■ Written exercise ■
Take every line from the material that has the word "sympathy" in it.
— Start —
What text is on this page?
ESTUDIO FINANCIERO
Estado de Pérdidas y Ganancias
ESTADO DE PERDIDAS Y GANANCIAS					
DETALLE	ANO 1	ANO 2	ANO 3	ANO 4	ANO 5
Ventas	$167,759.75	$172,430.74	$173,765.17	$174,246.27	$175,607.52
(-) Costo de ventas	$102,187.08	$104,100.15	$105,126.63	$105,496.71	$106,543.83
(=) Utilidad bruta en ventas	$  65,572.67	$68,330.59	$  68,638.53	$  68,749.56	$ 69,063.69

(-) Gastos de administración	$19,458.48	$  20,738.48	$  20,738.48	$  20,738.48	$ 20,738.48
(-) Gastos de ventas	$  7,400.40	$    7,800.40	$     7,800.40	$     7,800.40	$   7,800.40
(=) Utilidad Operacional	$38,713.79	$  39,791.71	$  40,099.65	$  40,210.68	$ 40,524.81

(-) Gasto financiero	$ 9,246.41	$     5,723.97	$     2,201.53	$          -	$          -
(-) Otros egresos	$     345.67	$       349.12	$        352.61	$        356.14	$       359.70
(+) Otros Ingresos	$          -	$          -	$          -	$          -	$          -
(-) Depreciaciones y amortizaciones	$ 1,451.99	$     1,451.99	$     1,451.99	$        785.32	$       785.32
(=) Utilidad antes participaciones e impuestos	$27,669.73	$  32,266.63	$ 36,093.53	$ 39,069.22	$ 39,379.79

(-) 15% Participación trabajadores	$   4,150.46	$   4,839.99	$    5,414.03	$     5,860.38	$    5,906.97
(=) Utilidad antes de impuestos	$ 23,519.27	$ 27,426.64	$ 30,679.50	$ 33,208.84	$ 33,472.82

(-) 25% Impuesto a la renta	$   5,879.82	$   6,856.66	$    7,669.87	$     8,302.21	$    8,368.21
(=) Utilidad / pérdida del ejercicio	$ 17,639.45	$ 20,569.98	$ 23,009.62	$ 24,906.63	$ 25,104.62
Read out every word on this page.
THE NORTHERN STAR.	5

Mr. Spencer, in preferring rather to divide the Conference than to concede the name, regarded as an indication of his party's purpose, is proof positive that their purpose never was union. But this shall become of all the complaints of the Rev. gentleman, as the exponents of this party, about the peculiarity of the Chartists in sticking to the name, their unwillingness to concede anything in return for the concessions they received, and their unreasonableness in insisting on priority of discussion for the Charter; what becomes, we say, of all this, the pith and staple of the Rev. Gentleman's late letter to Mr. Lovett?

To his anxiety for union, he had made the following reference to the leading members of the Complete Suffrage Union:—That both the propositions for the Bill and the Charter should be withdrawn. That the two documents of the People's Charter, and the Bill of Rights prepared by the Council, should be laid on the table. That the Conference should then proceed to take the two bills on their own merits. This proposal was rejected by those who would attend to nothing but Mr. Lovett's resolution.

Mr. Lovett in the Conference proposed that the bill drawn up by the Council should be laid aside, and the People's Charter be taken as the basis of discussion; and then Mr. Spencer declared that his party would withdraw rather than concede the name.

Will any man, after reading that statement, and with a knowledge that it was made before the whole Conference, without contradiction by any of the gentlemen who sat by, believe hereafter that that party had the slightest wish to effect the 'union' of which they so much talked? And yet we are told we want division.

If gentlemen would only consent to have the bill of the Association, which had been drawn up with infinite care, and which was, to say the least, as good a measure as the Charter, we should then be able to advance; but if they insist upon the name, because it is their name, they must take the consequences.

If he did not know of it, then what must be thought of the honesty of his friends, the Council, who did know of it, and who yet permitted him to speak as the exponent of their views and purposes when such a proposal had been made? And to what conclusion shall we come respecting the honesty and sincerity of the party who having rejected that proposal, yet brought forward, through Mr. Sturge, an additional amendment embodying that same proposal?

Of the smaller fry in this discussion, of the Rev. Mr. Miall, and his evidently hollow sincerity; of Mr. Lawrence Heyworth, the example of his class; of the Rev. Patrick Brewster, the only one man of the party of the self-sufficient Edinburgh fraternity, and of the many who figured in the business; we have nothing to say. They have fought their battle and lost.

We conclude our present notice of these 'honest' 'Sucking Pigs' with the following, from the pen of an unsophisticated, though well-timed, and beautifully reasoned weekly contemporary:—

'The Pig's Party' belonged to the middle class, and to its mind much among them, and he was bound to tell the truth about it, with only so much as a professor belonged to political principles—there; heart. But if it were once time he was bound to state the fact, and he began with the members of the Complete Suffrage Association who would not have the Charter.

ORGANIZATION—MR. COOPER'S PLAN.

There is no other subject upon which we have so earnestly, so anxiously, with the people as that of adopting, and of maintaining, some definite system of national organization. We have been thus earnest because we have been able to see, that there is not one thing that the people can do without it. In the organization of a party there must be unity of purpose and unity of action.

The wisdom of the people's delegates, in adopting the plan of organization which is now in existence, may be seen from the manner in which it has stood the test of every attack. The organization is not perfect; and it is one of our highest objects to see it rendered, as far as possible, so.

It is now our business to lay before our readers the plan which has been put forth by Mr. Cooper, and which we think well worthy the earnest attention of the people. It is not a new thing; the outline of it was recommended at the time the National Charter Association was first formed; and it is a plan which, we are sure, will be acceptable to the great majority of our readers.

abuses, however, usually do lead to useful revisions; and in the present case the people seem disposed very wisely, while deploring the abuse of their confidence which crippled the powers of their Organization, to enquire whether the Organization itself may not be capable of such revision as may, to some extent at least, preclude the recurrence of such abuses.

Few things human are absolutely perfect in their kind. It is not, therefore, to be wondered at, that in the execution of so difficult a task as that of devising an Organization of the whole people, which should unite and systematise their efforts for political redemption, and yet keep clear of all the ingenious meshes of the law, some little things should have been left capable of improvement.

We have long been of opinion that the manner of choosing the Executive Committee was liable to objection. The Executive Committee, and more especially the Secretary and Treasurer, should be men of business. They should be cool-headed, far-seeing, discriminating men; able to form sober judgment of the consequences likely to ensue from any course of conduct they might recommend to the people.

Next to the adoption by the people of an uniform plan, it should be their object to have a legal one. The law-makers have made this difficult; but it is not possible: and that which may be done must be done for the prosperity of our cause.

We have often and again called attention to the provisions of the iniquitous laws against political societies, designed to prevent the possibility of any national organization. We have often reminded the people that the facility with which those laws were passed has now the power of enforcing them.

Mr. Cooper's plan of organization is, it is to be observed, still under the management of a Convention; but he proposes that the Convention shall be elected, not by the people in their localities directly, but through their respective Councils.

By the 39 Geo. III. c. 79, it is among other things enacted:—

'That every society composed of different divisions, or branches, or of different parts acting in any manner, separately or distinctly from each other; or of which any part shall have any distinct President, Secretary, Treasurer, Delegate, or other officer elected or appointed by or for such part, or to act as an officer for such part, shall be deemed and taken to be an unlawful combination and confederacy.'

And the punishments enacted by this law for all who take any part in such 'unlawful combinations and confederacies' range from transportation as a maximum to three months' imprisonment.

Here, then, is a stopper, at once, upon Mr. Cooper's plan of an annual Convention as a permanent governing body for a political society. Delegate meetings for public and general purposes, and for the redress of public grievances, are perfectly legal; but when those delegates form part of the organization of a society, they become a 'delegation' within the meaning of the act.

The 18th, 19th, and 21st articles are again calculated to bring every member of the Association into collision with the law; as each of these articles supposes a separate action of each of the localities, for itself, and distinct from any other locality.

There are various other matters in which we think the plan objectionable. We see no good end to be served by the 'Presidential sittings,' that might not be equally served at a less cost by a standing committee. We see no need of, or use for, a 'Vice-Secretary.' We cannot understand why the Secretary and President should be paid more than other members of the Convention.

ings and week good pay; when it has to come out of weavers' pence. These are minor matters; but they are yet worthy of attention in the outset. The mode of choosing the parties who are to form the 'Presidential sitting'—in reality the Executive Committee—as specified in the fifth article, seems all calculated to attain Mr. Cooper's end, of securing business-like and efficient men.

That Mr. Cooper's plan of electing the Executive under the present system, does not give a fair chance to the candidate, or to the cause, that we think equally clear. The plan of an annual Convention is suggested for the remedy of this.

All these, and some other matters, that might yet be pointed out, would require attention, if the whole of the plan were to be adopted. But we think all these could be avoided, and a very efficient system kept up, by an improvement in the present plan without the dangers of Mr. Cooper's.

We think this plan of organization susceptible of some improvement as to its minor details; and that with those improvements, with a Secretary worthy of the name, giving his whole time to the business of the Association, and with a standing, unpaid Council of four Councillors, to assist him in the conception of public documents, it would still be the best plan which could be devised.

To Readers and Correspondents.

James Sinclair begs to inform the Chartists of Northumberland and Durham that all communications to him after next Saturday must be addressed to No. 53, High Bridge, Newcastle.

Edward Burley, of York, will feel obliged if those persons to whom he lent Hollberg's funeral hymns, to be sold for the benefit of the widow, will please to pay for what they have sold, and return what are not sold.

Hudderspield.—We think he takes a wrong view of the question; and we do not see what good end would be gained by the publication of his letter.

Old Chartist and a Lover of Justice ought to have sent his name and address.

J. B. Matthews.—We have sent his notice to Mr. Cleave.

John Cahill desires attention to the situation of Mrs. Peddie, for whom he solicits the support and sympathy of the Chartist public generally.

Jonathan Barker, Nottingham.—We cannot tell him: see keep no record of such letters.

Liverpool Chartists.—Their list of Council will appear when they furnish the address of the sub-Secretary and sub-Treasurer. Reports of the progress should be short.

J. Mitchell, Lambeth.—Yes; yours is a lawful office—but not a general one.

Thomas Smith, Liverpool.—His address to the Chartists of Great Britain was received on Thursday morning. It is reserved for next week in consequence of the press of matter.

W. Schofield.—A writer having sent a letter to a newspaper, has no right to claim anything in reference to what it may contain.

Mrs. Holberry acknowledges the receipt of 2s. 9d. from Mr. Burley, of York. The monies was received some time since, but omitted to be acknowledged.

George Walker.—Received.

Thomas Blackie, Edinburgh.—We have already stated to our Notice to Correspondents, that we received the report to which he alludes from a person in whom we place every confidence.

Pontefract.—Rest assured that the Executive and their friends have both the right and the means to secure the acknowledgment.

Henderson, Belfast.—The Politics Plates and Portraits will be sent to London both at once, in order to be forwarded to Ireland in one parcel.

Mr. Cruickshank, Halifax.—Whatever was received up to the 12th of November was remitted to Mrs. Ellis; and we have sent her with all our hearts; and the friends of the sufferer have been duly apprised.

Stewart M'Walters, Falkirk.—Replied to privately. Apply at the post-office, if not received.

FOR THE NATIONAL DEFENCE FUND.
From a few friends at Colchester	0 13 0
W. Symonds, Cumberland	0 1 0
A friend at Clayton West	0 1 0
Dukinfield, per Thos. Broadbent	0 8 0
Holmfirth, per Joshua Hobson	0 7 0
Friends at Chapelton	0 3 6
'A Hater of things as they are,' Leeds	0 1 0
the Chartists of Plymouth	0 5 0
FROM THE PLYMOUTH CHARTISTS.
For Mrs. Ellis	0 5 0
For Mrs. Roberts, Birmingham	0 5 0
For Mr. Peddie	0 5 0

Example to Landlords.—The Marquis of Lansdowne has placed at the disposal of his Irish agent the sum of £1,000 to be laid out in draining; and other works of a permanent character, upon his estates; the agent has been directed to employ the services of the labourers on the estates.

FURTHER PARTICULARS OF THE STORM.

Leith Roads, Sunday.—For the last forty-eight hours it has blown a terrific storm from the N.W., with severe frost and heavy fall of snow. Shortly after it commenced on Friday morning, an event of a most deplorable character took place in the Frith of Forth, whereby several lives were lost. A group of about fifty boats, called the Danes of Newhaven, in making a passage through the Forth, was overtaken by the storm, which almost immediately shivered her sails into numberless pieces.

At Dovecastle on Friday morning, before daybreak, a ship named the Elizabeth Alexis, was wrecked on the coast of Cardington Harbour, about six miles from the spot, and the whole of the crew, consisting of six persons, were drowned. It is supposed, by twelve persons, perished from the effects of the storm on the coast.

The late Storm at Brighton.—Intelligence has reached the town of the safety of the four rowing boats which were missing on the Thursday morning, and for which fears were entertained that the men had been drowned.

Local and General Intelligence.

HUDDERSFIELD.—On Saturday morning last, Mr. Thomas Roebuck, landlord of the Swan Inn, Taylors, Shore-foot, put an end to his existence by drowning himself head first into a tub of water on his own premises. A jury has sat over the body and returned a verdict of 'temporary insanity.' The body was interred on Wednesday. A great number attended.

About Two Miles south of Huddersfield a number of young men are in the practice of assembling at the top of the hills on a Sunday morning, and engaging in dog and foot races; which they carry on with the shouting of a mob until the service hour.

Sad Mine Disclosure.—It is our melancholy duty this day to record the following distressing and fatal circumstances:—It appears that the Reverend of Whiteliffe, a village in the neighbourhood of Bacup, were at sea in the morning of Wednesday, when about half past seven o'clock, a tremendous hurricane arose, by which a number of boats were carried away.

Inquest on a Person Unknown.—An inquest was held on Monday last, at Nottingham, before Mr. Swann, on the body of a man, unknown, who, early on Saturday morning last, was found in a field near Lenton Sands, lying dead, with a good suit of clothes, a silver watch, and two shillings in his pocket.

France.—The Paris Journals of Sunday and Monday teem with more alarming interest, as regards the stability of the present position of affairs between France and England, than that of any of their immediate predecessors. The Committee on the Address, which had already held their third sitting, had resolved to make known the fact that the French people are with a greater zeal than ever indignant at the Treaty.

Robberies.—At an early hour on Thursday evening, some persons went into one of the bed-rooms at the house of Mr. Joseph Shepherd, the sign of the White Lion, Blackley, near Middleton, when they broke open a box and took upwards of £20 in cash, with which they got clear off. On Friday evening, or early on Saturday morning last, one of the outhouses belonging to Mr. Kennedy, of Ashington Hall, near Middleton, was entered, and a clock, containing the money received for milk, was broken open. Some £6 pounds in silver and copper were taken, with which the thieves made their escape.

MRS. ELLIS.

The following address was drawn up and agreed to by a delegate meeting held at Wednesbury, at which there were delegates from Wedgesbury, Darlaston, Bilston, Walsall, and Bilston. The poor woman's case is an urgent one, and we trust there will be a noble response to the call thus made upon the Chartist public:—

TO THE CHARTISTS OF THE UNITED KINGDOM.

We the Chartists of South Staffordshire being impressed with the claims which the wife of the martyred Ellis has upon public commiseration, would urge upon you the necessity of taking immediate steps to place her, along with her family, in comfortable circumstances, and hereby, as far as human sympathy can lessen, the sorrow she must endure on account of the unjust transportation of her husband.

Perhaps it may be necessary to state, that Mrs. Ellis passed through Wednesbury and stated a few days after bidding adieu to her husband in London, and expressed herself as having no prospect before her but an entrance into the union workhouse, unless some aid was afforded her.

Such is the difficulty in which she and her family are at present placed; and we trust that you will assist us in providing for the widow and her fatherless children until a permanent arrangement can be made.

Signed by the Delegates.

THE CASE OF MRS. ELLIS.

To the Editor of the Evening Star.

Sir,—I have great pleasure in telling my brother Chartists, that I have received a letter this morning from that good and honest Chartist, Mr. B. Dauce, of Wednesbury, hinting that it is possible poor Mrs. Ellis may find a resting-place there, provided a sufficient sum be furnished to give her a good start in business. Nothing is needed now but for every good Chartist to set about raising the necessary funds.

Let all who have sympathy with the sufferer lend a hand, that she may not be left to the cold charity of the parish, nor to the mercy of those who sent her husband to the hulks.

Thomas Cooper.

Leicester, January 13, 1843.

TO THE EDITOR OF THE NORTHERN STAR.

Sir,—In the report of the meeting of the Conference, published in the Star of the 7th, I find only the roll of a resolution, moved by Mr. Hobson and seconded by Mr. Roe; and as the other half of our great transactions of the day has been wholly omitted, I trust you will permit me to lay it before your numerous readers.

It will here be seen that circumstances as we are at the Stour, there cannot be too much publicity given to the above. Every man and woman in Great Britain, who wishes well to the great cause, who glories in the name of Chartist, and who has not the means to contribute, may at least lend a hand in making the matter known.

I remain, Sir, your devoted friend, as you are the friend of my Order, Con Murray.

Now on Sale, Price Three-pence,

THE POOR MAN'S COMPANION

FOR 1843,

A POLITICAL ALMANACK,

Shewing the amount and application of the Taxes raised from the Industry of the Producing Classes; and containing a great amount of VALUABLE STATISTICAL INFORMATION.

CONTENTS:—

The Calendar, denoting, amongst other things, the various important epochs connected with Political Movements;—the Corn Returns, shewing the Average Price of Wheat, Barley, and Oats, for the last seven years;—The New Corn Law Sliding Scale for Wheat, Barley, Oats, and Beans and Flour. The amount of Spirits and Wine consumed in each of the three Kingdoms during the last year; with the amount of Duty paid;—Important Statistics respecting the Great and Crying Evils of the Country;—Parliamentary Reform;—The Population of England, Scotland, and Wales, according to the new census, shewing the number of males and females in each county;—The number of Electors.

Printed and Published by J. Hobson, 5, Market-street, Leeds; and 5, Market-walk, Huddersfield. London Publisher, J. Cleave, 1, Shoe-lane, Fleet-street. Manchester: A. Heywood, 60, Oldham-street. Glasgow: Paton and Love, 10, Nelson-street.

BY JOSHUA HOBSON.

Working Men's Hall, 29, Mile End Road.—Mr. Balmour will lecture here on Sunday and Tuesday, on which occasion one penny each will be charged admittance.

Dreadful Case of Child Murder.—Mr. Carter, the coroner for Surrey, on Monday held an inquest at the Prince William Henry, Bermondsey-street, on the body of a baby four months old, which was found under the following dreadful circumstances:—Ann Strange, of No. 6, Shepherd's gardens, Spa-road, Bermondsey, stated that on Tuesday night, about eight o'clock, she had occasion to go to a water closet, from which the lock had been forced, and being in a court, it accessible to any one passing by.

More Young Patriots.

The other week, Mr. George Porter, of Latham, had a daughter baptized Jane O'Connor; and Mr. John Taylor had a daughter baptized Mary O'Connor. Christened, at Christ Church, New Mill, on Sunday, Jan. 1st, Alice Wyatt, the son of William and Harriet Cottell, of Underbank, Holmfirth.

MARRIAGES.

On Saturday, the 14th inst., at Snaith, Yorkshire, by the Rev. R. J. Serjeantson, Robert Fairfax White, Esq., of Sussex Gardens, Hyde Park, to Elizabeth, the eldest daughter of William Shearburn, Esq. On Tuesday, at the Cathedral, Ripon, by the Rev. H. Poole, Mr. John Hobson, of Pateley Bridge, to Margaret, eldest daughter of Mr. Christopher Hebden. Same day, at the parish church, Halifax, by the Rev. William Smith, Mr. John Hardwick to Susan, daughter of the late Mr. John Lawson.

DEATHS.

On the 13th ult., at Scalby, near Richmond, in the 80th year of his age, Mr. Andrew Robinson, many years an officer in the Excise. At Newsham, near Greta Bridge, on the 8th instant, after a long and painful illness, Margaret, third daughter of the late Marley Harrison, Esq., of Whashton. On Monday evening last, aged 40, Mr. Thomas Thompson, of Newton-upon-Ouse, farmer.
— End —
■ Task output ■
John Cahill desires attention to the situation of Mrs. Peddie, for whom he solicits the support and sympathy of the Chartist public generally.
We the Chartists of South Staffordshire being impressed with the claims which the wife of the martyred Ellis has upon public commiseration, would urge upon you the necessity of taking immediate steps to place her, along with her family, in comfortable circumstances, and hereby, as far as human sympathy can lessen, the sorrow she must endure on account of the unjust transportation of her husband.
Let all who have sympathy with the sufferer lend a hand, that she may not be left to the cold charity of the parish, nor to the mercy of those who sent her husband to the hulks.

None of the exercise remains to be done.